- What you have to do:
Pick out each line in these entries that contains the string "đường".

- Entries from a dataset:
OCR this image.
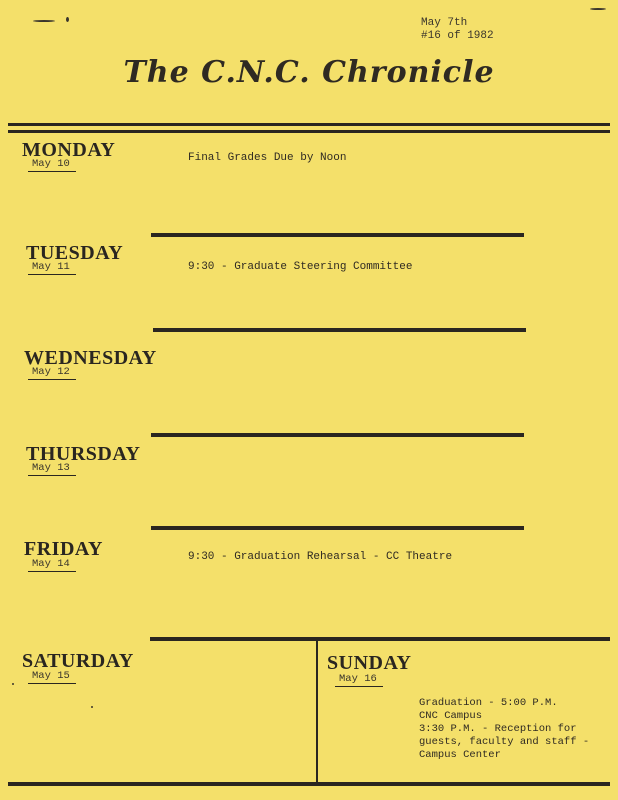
May 7th
#16 of 1982
The C.N.C. Chronicle
MONDAY
May 10	Final Grades Due by Noon
TUESDAY
May 11	9:30 - Graduate Steering Committee
WEDNESDAY
May 12
THURSDAY
May 13
FRIDAY
May 14
9:30 - Graduation Rehearsal - CC Theatre
SATURDAY
May 15
SUNDAY
May 16
Graduation - 5:00 P.M.
CNC Campus
3:30 P.M. - Reception for
guests, faculty and staff -
Campus Center
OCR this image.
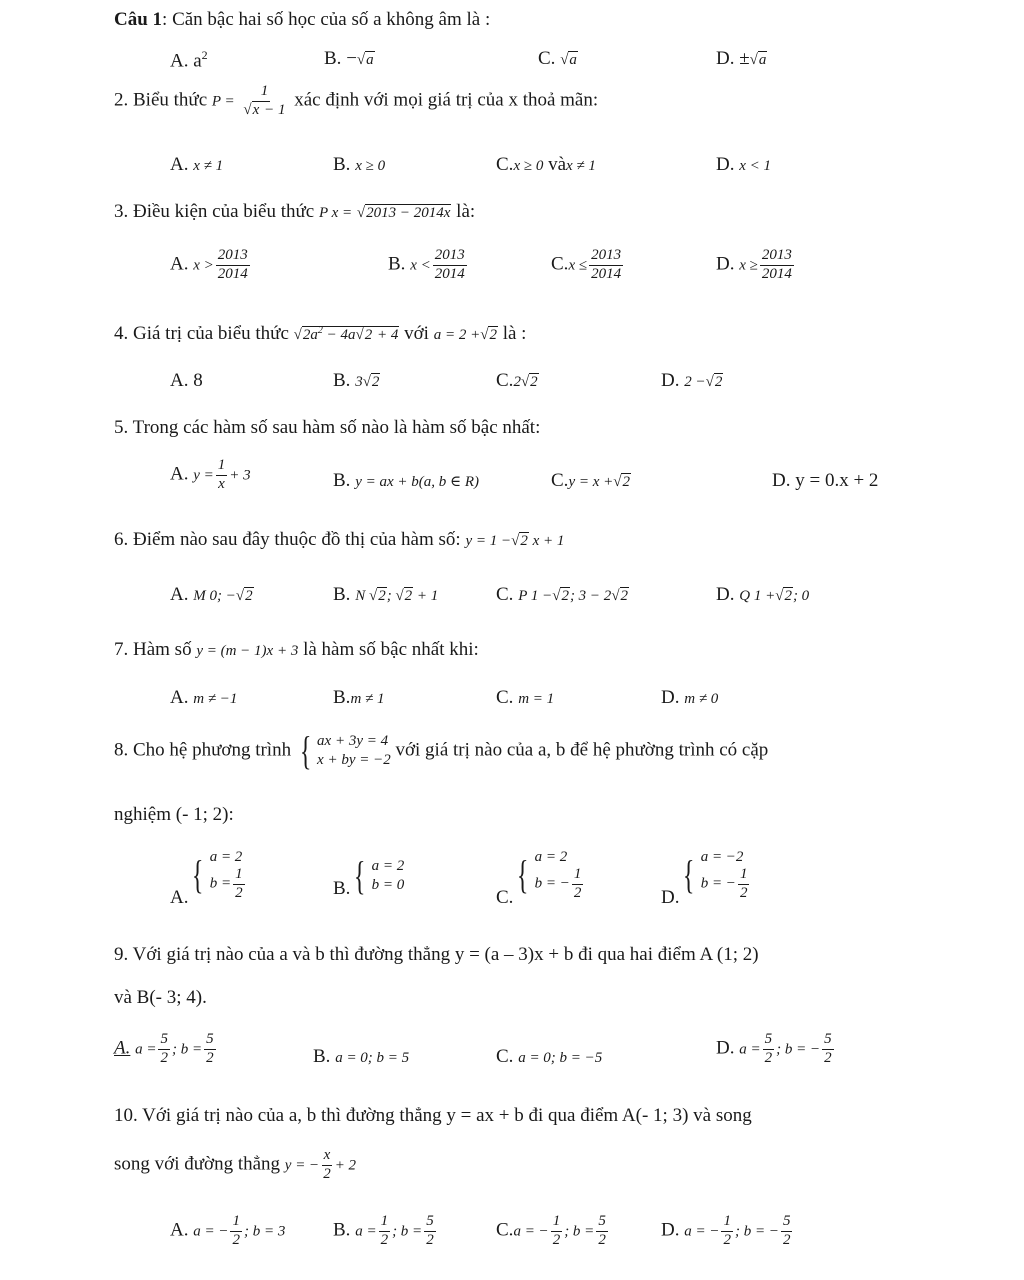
Câu 1: Căn bậc hai số học của số a không âm là :
A. $a^2$	B. −√a	C. √a	D. ±√a
2. Biểu thức $P = \frac{1}{√x - 1}$ xác định với mọi giá trị của x thoả mãn:
A. x ≠ 1	B. x ≥ 0	C.x ≥ 0 vàx ≠ 1	D. x < 1
3. Điều kiện của biểu thức P x = √2013 − 2014x là:
A. $x > \frac{2013}{2014}$	B. $x < \frac{2013}{2014}$	$C.x \le \frac{2013}{2014}$	D. $x \ge \frac{2013}{2014}$
4. Giá trị của biểu thức $√2a^2 - 4a√2 + 4$ với a = 2 +√2 là :
A. 8	B. 3√2	C.2√2	D. 2 −√2
5. Trong các hàm số sau hàm số nào là hàm số bậc nhất:
A. $y = \frac{1}{x} + 3$	B. y = ax + b(a, b ∈ R)	C.y = x +√2	D. y = 0.x + 2
6. Điểm nào sau đây thuộc đồ thị của hàm số: y = 1 −√2 x + 1
A. M 0; −√2	B. N √2; √2 + 1	C. P 1 −√2; 3 − 2√2	D. Q 1 +√2; 0
7. Hàm số y = (m − 1)x + 3 là hàm số bậc nhất khi:
A. m ≠ −1	B.m ≠ 1	C. m = 1	D. m ≠ 0
8. Cho hệ phương trình { ax + 3y = 4
x + by = −2 với giá trị nào của a, b để hệ phường trình có cặp
nghiệm (- 1; 2):
A.
{ a = 2
$b = \frac{1}{2}$	B. { a = 2
b = 0
C.
{ a = 2
b = − $\frac{1}{2}$	D.
{ a = −2
b = − $\frac{1}{2}$
9. Với giá trị nào của a và b thì đường thẳng y = (a – 3)x + b đi qua hai điểm A (1; 2)
và B(- 3; 4).
A. $a = \frac{5}{2}$ ; $b = \frac{5}{2}$	B. a = 0; b = 5	C. a = 0; b = −5	D. $a = \frac{5}{2}$ ; b = − $\frac{5}{2}$
10. Với giá trị nào của a, b thì đường thẳng y = ax + b đi qua điểm A(- 1; 3) và song
song với đường thẳng y = − $\frac{x}{2} + 2$
A. a = − $\frac{1}{2}$ ; b = 3	B. $a = \frac{1}{2}$ ; $b = \frac{5}{2}$	C.a = − $\frac{1}{2}$ ; $b = \frac{5}{2}$	D. a = − $\frac{1}{2}$ ; b = − $\frac{5}{2}$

- Response for this exercise:
9. Với giá trị nào của a và b thì đường thẳng y = (a – 3)x + b đi qua hai điểm A (1; 2)
10. Với giá trị nào của a, b thì đường thẳng y = ax + b đi qua điểm A(- 1; 3) và song
song với đường thẳng y = − $\frac{x}{2} + 2$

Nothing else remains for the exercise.